Sometimes, Dear Reader, amid the present dark and dismal forest of terrible weather, the daily struggle against the parasitic blobberati, the equally exasperating snivel service, Sir Keir Harmer and, of course, Mad Miliband’s blind dash back to the palaeolithic, it is sheer joy to be reminded of England when you suddenly come across a sheltered glade of genuinely delightful and wonderful, heartwarming, fully-flowering eccentrics, living well in complete ignorance of reality.

It was brought to my attention by three Oxford ethicists, who “expose the con in conservation” in their new book titled The Ethics of Predator Control – A Scottish Case Study. The book has a silly pop at the Game and Wildlife Conservation Trust (GWCT) for lethally managing pest species. Quelle horreur. In turn, it “defends an original report by the Oxford Centre for Animal Ethics, titled Killing to Kill, written for members of the Scottish Parliament” and claims, gushingly, that “over 120 scholars worldwide have endorsed the original report”. Truly a bandwagon of magnificent proportions. The fact that it is an edifice of idiosyncratic nonsense, and about as relevant as an ejector seat on a helicopter, is quite beside the point.

That led me to the mentioned Oxford Centre for Animal Ethics, founded in 2006 by the British theologian and ethicist Professor Andrew Linzey. It’s an independent academic centre (not formally part of the University of Oxford despite its Oxford spires intro video) dedicated to promoting ethical concern for animals through scholarship, teaching, publication, and public debate. Its goal is “to put animal ethics on the intellectual agenda across disciplines — philosophy, theology, law, science, and media — by attaching academic ethical “research” to real-world treatment of animals”. In other words, it is a parasite that lives by commenting on the management of animals by others, without actually managing any real ones itself. It’s another modern blob, staffed, no doubt, by sophisticated herds of lovely people with distinguished credentials in pointless academic blobbery.

Of course, these modern academic theologians mystify Countryfolk – after all, in living memory, theology meant the local vicar, who used to officiate at every hunt, to provide the Lord’s blessings upon man’s ancient enterprise as he still does, so cordially and comfortingly, every Sunday here on the hallowed pages of CSM. But modern academic theologians, like bookworms, once hidden in libraries, are now increasingly seen on the parapets of the church spire these days, hurling contempt, wokery and insults at rural peasantry below them.
-------
* **CHALLENGE A**: Please retype the records below line for line, without the pictures.
-------
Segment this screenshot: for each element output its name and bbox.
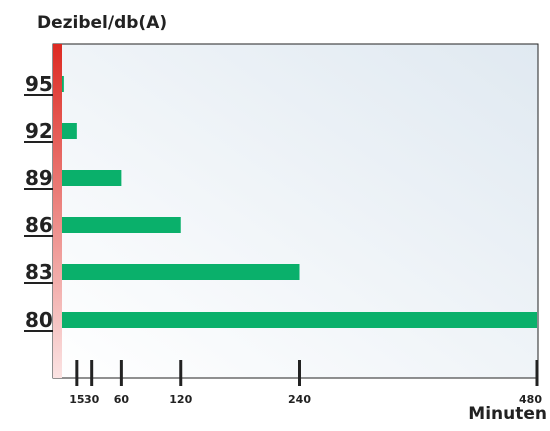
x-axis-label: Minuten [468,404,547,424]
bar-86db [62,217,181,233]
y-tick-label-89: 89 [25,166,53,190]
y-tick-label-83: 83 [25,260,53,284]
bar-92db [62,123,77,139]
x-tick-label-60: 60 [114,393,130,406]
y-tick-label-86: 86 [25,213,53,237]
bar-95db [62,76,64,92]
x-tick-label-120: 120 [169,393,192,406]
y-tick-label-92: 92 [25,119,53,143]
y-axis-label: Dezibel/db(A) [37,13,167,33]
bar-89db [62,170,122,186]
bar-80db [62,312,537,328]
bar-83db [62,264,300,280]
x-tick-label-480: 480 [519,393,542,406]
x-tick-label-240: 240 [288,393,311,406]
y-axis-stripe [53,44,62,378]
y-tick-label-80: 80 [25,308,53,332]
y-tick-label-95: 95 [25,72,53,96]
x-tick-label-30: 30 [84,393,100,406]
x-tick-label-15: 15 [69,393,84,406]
-------
* **CHALLENGE B**: Continue the column on the Oxford animal ethicists and predator control from where it stops.

* **RESPONSE A**:
Segment this screenshot: for each element output its name and bbox.
x-axis-label: Minuten [468,404,547,424]
bar-86db [62,217,181,233]
y-tick-label-89: 89 [25,166,53,190]
y-tick-label-83: 83 [25,260,53,284]
bar-92db [62,123,77,139]
x-tick-label-60: 60 [114,393,130,406]
y-tick-label-86: 86 [25,213,53,237]
bar-95db [62,76,64,92]
x-tick-label-120: 120 [169,393,192,406]
y-tick-label-92: 92 [25,119,53,143]
y-axis-label: Dezibel/db(A) [37,13,167,33]
bar-89db [62,170,122,186]
bar-80db [62,312,537,328]
bar-83db [62,264,300,280]
x-tick-label-480: 480 [519,393,542,406]
x-tick-label-240: 240 [288,393,311,406]
y-axis-stripe [53,44,62,378]
y-tick-label-80: 80 [25,308,53,332]
y-tick-label-95: 95 [25,72,53,96]
x-tick-label-30: 30 [84,393,100,406]
x-tick-label-15: 15 [69,393,84,406]

* **RESPONSE B**:
To explain why, I must return to a familiar theme. Nature is not a green and pleasant place – it is a winner’s parade in a four billion-year war of evolution, a war without rules except that of survival.  The Garden of Eden was not inhabited solely by vegetarians. Although the Good Lord provided green plants for food, He did not prohibit the eating of meat, and we now know that plants are generally the trophic level of just about every food chain – chains that include predators and carnivores a few rungs further up. Several religions get lost in this Lord’s Veggie assumption, including that of the Adventist Kellogg, who gave the world breakfast cereal to prevent us from the sins of eating meat and spanking monkeys, and it was a couple of Quakers who wrote that the animals in the Garden were like John Lennon and Yoko Ono; all peace, harmony and love. They influenced Singer, the father of the modern brain-fart called animal rights.  

In reality, when we humans arrived in the Garden of Eden long ago, we had to compete or be eaten. It gave us, as Adam, a problem. To reproduce and nurture our kind, apart from getting a leg over, male Adam had to find a sheltered place for female Eve to continue our species. It’s a rotating evolutionary cycle that requires the male function, Adam, to go first, survive long enough and collect enough resources for the female function, Eve, to then use those resources to reproduce and send out the next generation to try again. It’s a cyclical process, represented by the Ouroboros, the now familiar serpent, with its tail in its mouth, the never-ending cycle that alternates and so enables us to live on as a species through the generations. In death, there is life.

Eve’s shelter was our human sanctuary – we left the dangerous male Garden and hopped into our female cave. Thanks to our growing human brain and its ability to store and share information (knowledge), back then, Eve’s cave grew into today’s notional human cave – human civilisation.  

Unlike competitive nature (the male Garden of Eden outside), inside our cave had to have non-violent, cooperative female rules. Thanks to our growing ability to use and store knowledge, these instinctive rules grew into our modern, feminine, indoor ethics and morals.  Ethics are our indoor human rules, and we judge against them to work out good from bad, kind from cruel, and so on.  In that way, we, as Eve, “ate from the Tree of Knowledge” and became aware of indoor rules, judgments, and thus “sin”.  But these are all human indoor things – they do not exist in nature. There was, and still is, no sin in the Garden of Eden.

That is why all the other animals are innocent. Outside of their instinctive dens and nests, they are uncivilised. Their world is governed by competition, appetite, hierarchy, and survival. They have no rules, no ethics, no morals, no judgments and therefore no sins, even though they still kill each other in vast numbers, often without reason, and often to the point of extinction. When ethicists mistake their animal innocence for benevolence, they make their first error.

There were no resources for Eve in our cave of civilisation, and poor old Adam still has to go out into the Garden to compete for the necessary resources that we, as Eve, need.  It doesn’t matter whether they are living, sentient resources or not – he has to compete, win, take resources into ownership and bring them back for our cave. Without hunting, farming and today’s primary industries, there wouldn’t be any human cave of civilisation. We might have followed the dinosaurs into extinction. We have survived because we have been predatory humans (Adam) for as long as we have been civilised humans (Eve). God no doubt knows this – He designed the system after all – and it’s a pity that some of His earthly academics, more concerned with the health and safety aspects of angels dancing about on the slippery, unfenced heads of a pin than with the messy realities of evolution, have apparently ignored it.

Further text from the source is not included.